▸ **Directive**
Repeat the lines that follow, leaving nothing out.

Figure data in JSON
━━━━━━━━━━━━━━━━━━━━

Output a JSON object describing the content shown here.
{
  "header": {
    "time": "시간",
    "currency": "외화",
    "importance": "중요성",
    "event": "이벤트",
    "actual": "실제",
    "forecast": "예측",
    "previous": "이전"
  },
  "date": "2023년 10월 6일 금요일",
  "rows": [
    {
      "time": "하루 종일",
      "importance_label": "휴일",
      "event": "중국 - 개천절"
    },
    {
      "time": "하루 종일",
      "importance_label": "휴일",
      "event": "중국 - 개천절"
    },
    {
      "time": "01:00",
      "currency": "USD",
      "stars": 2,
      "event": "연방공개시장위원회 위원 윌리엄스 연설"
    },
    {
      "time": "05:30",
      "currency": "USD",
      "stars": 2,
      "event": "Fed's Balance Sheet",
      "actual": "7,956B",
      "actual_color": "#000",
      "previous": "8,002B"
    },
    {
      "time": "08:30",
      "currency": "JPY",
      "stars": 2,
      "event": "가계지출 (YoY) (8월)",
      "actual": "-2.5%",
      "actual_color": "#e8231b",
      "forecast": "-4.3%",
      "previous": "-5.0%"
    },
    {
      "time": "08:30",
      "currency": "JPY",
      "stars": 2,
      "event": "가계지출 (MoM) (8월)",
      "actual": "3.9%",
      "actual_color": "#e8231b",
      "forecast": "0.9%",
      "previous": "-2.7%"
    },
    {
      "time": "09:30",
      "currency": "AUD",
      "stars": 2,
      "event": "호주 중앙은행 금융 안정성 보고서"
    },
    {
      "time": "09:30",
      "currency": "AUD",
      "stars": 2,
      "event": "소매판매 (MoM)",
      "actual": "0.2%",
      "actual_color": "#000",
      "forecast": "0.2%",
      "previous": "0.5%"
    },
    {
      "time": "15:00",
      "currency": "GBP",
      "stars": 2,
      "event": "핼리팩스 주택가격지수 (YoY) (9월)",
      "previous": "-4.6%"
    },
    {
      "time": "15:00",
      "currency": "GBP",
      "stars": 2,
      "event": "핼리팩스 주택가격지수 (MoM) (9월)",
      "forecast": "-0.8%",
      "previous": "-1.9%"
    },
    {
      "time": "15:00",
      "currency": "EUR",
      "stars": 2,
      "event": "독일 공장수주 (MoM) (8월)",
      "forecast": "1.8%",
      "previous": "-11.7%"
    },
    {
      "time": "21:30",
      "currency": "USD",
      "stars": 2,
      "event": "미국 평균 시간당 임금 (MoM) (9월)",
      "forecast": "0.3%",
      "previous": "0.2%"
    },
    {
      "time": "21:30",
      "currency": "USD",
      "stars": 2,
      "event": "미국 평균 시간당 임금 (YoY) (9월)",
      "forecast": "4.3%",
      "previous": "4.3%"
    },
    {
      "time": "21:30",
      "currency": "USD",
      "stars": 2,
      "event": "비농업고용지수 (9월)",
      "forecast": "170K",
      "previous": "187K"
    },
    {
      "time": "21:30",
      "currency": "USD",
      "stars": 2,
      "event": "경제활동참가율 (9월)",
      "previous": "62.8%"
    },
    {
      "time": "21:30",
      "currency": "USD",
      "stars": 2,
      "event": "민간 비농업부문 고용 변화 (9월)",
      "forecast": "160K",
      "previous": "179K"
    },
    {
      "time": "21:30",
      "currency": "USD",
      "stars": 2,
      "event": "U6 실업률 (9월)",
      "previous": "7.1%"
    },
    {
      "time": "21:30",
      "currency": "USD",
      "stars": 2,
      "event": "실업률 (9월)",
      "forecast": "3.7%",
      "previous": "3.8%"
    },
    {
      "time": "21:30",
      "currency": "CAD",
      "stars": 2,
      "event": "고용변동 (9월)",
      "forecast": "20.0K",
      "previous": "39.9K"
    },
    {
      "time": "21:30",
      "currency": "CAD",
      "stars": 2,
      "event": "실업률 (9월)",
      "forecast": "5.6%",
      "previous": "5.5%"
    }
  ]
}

━━━━━━━━━━━━━━━━━━━━

▸ **Answer for this exercise**
Output a JSON object describing the content shown here.
{
  "header": {
    "time": "시간",
    "currency": "외화",
    "importance": "중요성",
    "event": "이벤트",
    "actual": "실제",
    "forecast": "예측",
    "previous": "이전"
  },
  "date": "2023년 10월 6일 금요일",
  "rows": [
    {
      "time": "하루 종일",
      "importance_label": "휴일",
      "event": "중국 - 개천절"
    },
    {
      "time": "하루 종일",
      "importance_label": "휴일",
      "event": "중국 - 개천절"
    },
    {
      "time": "01:00",
      "currency": "USD",
      "stars": 2,
      "event": "연방공개시장위원회 위원 윌리엄스 연설"
    },
    {
      "time": "05:30",
      "currency": "USD",
      "stars": 2,
      "event": "Fed's Balance Sheet",
      "actual": "7,956B",
      "actual_color": "#000",
      "previous": "8,002B"
    },
    {
      "time": "08:30",
      "currency": "JPY",
      "stars": 2,
      "event": "가계지출 (YoY) (8월)",
      "actual": "-2.5%",
      "actual_color": "#e8231b",
      "forecast": "-4.3%",
      "previous": "-5.0%"
    },
    {
      "time": "08:30",
      "currency": "JPY",
      "stars": 2,
      "event": "가계지출 (MoM) (8월)",
      "actual": "3.9%",
      "actual_color": "#e8231b",
      "forecast": "0.9%",
      "previous": "-2.7%"
    },
    {
      "time": "09:30",
      "currency": "AUD",
      "stars": 2,
      "event": "호주 중앙은행 금융 안정성 보고서"
    },
    {
      "time": "09:30",
      "currency": "AUD",
      "stars": 2,
      "event": "소매판매 (MoM)",
      "actual": "0.2%",
      "actual_color": "#000",
      "forecast": "0.2%",
      "previous": "0.5%"
    },
    {
      "time": "15:00",
      "currency": "GBP",
      "stars": 2,
      "event": "핼리팩스 주택가격지수 (YoY) (9월)",
      "previous": "-4.6%"
    },
    {
      "time": "15:00",
      "currency": "GBP",
      "stars": 2,
      "event": "핼리팩스 주택가격지수 (MoM) (9월)",
      "forecast": "-0.8%",
      "previous": "-1.9%"
    },
    {
      "time": "15:00",
      "currency": "EUR",
      "stars": 2,
      "event": "독일 공장수주 (MoM) (8월)",
      "forecast": "1.8%",
      "previous": "-11.7%"
    },
    {
      "time": "21:30",
      "currency": "USD",
      "stars": 2,
      "event": "미국 평균 시간당 임금 (MoM) (9월)",
      "forecast": "0.3%",
      "previous": "0.2%"
    },
    {
      "time": "21:30",
      "currency": "USD",
      "stars": 2,
      "event": "미국 평균 시간당 임금 (YoY) (9월)",
      "forecast": "4.3%",
      "previous": "4.3%"
    },
    {
      "time": "21:30",
      "currency": "USD",
      "stars": 2,
      "event": "비농업고용지수 (9월)",
      "forecast": "170K",
      "previous": "187K"
    },
    {
      "time": "21:30",
      "currency": "USD",
      "stars": 2,
      "event": "경제활동참가율 (9월)",
      "previous": "62.8%"
    },
    {
      "time": "21:30",
      "currency": "USD",
      "stars": 2,
      "event": "민간 비농업부문 고용 변화 (9월)",
      "forecast": "160K",
      "previous": "179K"
    },
    {
      "time": "21:30",
      "currency": "USD",
      "stars": 2,
      "event": "U6 실업률 (9월)",
      "previous": "7.1%"
    },
    {
      "time": "21:30",
      "currency": "USD",
      "stars": 2,
      "event": "실업률 (9월)",
      "forecast": "3.7%",
      "previous": "3.8%"
    },
    {
      "time": "21:30",
      "currency": "CAD",
      "stars": 2,
      "event": "고용변동 (9월)",
      "forecast": "20.0K",
      "previous": "39.9K"
    },
    {
      "time": "21:30",
      "currency": "CAD",
      "stars": 2,
      "event": "실업률 (9월)",
      "forecast": "5.6%",
      "previous": "5.5%"
    }
  ]
}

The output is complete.